BEGIN DATASET RECORDS

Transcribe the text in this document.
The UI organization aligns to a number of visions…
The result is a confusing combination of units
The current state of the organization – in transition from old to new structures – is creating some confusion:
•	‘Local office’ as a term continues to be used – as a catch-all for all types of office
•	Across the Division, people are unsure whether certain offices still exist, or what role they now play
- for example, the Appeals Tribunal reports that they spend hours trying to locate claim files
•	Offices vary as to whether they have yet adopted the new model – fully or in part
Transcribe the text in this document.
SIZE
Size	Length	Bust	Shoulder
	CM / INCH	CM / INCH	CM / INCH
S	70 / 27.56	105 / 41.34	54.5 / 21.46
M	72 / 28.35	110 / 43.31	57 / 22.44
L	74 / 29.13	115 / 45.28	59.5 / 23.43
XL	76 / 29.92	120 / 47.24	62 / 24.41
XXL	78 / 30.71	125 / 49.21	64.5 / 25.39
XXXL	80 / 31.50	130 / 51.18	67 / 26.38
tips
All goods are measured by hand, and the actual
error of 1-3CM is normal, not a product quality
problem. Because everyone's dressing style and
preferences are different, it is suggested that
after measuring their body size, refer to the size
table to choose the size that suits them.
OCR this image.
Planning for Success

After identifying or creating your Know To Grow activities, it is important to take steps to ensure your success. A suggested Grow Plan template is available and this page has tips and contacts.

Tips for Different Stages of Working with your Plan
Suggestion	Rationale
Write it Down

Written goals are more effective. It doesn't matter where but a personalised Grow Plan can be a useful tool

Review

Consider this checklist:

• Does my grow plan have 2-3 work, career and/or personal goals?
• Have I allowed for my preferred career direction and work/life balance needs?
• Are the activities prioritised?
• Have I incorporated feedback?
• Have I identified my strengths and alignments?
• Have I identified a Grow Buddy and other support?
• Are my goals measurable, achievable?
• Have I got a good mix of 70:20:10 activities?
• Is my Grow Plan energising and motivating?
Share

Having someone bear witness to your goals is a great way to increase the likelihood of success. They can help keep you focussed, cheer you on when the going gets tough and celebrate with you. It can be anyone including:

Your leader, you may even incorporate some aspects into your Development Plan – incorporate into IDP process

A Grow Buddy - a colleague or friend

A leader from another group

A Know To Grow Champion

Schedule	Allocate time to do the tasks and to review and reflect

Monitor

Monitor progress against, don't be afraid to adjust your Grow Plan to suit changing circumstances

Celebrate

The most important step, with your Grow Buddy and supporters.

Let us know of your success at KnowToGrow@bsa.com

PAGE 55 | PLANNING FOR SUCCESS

END DATASET RECORDS

**INSTRUCTIONS FOR THE TASK**
Quote every record above exactly.

**OUTPUT FOR THIS TASK**
Transcribe the text in this document.
The UI organization aligns to a number of visions…
The result is a confusing combination of units
The current state of the organization – in transition from old to new structures – is creating some confusion:
•	‘Local office’ as a term continues to be used – as a catch-all for all types of office
•	Across the Division, people are unsure whether certain offices still exist, or what role they now play
- for example, the Appeals Tribunal reports that they spend hours trying to locate claim files
•	Offices vary as to whether they have yet adopted the new model – fully or in part
Transcribe the text in this document.
SIZE
Size	Length	Bust	Shoulder
	CM / INCH	CM / INCH	CM / INCH
S	70 / 27.56	105 / 41.34	54.5 / 21.46
M	72 / 28.35	110 / 43.31	57 / 22.44
L	74 / 29.13	115 / 45.28	59.5 / 23.43
XL	76 / 29.92	120 / 47.24	62 / 24.41
XXL	78 / 30.71	125 / 49.21	64.5 / 25.39
XXXL	80 / 31.50	130 / 51.18	67 / 26.38
tips
All goods are measured by hand, and the actual
error of 1-3CM is normal, not a product quality
problem. Because everyone's dressing style and
preferences are different, it is suggested that
after measuring their body size, refer to the size
table to choose the size that suits them.
OCR this image.
Planning for Success

After identifying or creating your Know To Grow activities, it is important to take steps to ensure your success. A suggested Grow Plan template is available and this page has tips and contacts.

Tips for Different Stages of Working with your Plan
Suggestion	Rationale
Write it Down

Written goals are more effective. It doesn't matter where but a personalised Grow Plan can be a useful tool

Review

Consider this checklist:

• Does my grow plan have 2-3 work, career and/or personal goals?
• Have I allowed for my preferred career direction and work/life balance needs?
• Are the activities prioritised?
• Have I incorporated feedback?
• Have I identified my strengths and alignments?
• Have I identified a Grow Buddy and other support?
• Are my goals measurable, achievable?
• Have I got a good mix of 70:20:10 activities?
• Is my Grow Plan energising and motivating?
Share

Having someone bear witness to your goals is a great way to increase the likelihood of success. They can help keep you focussed, cheer you on when the going gets tough and celebrate with you. It can be anyone including:

Your leader, you may even incorporate some aspects into your Development Plan – incorporate into IDP process

A Grow Buddy - a colleague or friend

A leader from another group

A Know To Grow Champion

Schedule	Allocate time to do the tasks and to review and reflect

Monitor

Monitor progress against, don't be afraid to adjust your Grow Plan to suit changing circumstances

Celebrate

The most important step, with your Grow Buddy and supporters.

Let us know of your success at KnowToGrow@bsa.com

PAGE 55 | PLANNING FOR SUCCESS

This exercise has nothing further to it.